WORK REQUIRED: Strip the pictures and reproduce the rest of the listing exactly.

* BEGIN *

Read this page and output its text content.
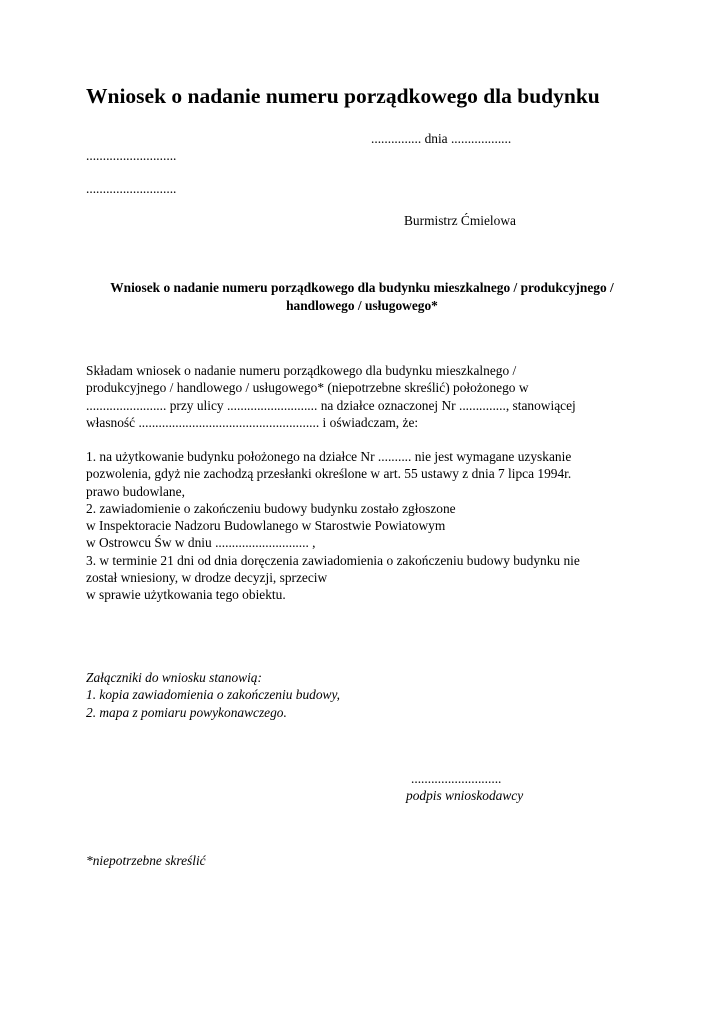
Wniosek o nadanie numeru porządkowego dla budynku
............... dnia ..................
...........................
...........................
Burmistrz Ćmielowa
Wniosek o nadanie numeru porządkowego dla budynku mieszkalnego / produkcyjnego /
handlowego / usługowego*
Składam wniosek o nadanie numeru porządkowego dla budynku mieszkalnego /
produkcyjnego / handlowego / usługowego* (niepotrzebne skreślić) położonego w
........................ przy ulicy ........................... na działce oznaczonej Nr .............., stanowiącej
własność ...................................................... i oświadczam, że:
1. na użytkowanie budynku położonego na działce Nr .......... nie jest wymagane uzyskanie
pozwolenia, gdyż nie zachodzą przesłanki określone w art. 55 ustawy z dnia 7 lipca 1994r.
prawo budowlane,
2. zawiadomienie o zakończeniu budowy budynku zostało zgłoszone
w Inspektoracie Nadzoru Budowlanego w Starostwie Powiatowym
w Ostrowcu Św w dniu ............................ ,
3. w terminie 21 dni od dnia doręczenia zawiadomienia o zakończeniu budowy budynku nie
został wniesiony, w drodze decyzji, sprzeciw
w sprawie użytkowania tego obiektu.
Załączniki do wniosku stanowią:
1. kopia zawiadomienia o zakończeniu budowy,
2. mapa z pomiaru powykonawczego.
...........................
podpis wnioskodawcy
*niepotrzebne skreślić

* END *

FULL OUTPUT:
Read this page and output its text content.
Wniosek o nadanie numeru porządkowego dla budynku
............... dnia ..................
...........................
...........................
Burmistrz Ćmielowa
Wniosek o nadanie numeru porządkowego dla budynku mieszkalnego / produkcyjnego /
handlowego / usługowego*
Składam wniosek o nadanie numeru porządkowego dla budynku mieszkalnego /
produkcyjnego / handlowego / usługowego* (niepotrzebne skreślić) położonego w
........................ przy ulicy ........................... na działce oznaczonej Nr .............., stanowiącej
własność ...................................................... i oświadczam, że:
1. na użytkowanie budynku położonego na działce Nr .......... nie jest wymagane uzyskanie
pozwolenia, gdyż nie zachodzą przesłanki określone w art. 55 ustawy z dnia 7 lipca 1994r.
prawo budowlane,
2. zawiadomienie o zakończeniu budowy budynku zostało zgłoszone
w Inspektoracie Nadzoru Budowlanego w Starostwie Powiatowym
w Ostrowcu Św w dniu ............................ ,
3. w terminie 21 dni od dnia doręczenia zawiadomienia o zakończeniu budowy budynku nie
został wniesiony, w drodze decyzji, sprzeciw
w sprawie użytkowania tego obiektu.
Załączniki do wniosku stanowią:
1. kopia zawiadomienia o zakończeniu budowy,
2. mapa z pomiaru powykonawczego.
...........................
podpis wnioskodawcy
*niepotrzebne skreślić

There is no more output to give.